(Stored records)
■ ■ ■
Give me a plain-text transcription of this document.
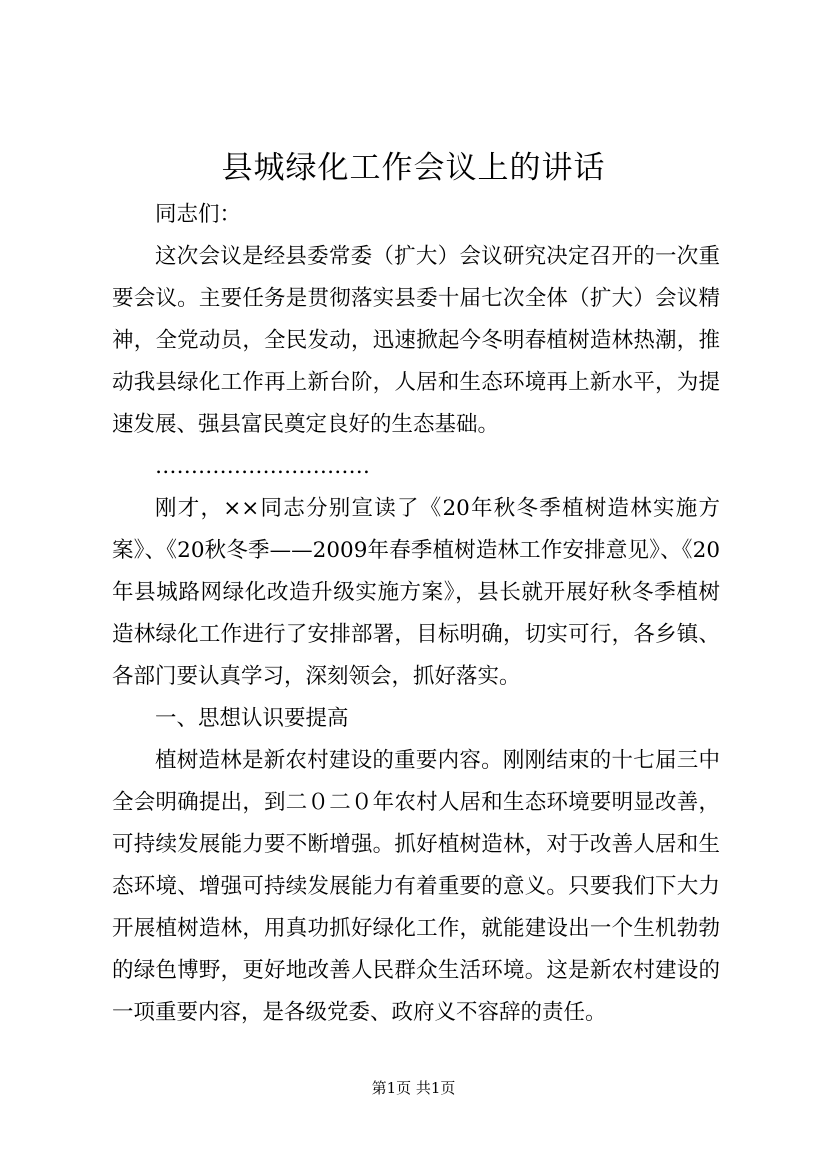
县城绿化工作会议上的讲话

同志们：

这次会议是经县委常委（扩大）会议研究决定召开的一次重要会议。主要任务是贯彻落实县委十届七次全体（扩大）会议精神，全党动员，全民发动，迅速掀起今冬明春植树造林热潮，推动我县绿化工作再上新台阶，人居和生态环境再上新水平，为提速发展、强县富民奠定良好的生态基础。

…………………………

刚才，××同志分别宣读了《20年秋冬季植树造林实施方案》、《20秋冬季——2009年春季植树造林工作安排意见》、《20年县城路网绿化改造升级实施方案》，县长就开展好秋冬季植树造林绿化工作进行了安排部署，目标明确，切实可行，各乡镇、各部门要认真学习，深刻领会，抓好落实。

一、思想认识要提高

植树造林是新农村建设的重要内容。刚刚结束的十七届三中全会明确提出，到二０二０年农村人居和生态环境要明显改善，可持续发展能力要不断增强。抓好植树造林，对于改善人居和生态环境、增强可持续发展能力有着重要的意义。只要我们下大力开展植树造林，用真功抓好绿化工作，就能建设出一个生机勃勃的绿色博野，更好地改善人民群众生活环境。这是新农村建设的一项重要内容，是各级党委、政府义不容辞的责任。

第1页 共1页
■ ■ ■
**INSTRUCTION:** In your copy, repeat each record exactly and include no pictures.

**RESPONSE TO THE EXERCISE:**
Give me a plain-text transcription of this document.
县城绿化工作会议上的讲话

同志们：

这次会议是经县委常委（扩大）会议研究决定召开的一次重要会议。主要任务是贯彻落实县委十届七次全体（扩大）会议精神，全党动员，全民发动，迅速掀起今冬明春植树造林热潮，推动我县绿化工作再上新台阶，人居和生态环境再上新水平，为提速发展、强县富民奠定良好的生态基础。

…………………………

刚才，××同志分别宣读了《20年秋冬季植树造林实施方案》、《20秋冬季——2009年春季植树造林工作安排意见》、《20年县城路网绿化改造升级实施方案》，县长就开展好秋冬季植树造林绿化工作进行了安排部署，目标明确，切实可行，各乡镇、各部门要认真学习，深刻领会，抓好落实。

一、思想认识要提高

植树造林是新农村建设的重要内容。刚刚结束的十七届三中全会明确提出，到二０二０年农村人居和生态环境要明显改善，可持续发展能力要不断增强。抓好植树造林，对于改善人居和生态环境、增强可持续发展能力有着重要的意义。只要我们下大力开展植树造林，用真功抓好绿化工作，就能建设出一个生机勃勃的绿色博野，更好地改善人民群众生活环境。这是新农村建设的一项重要内容，是各级党委、政府义不容辞的责任。

第1页 共1页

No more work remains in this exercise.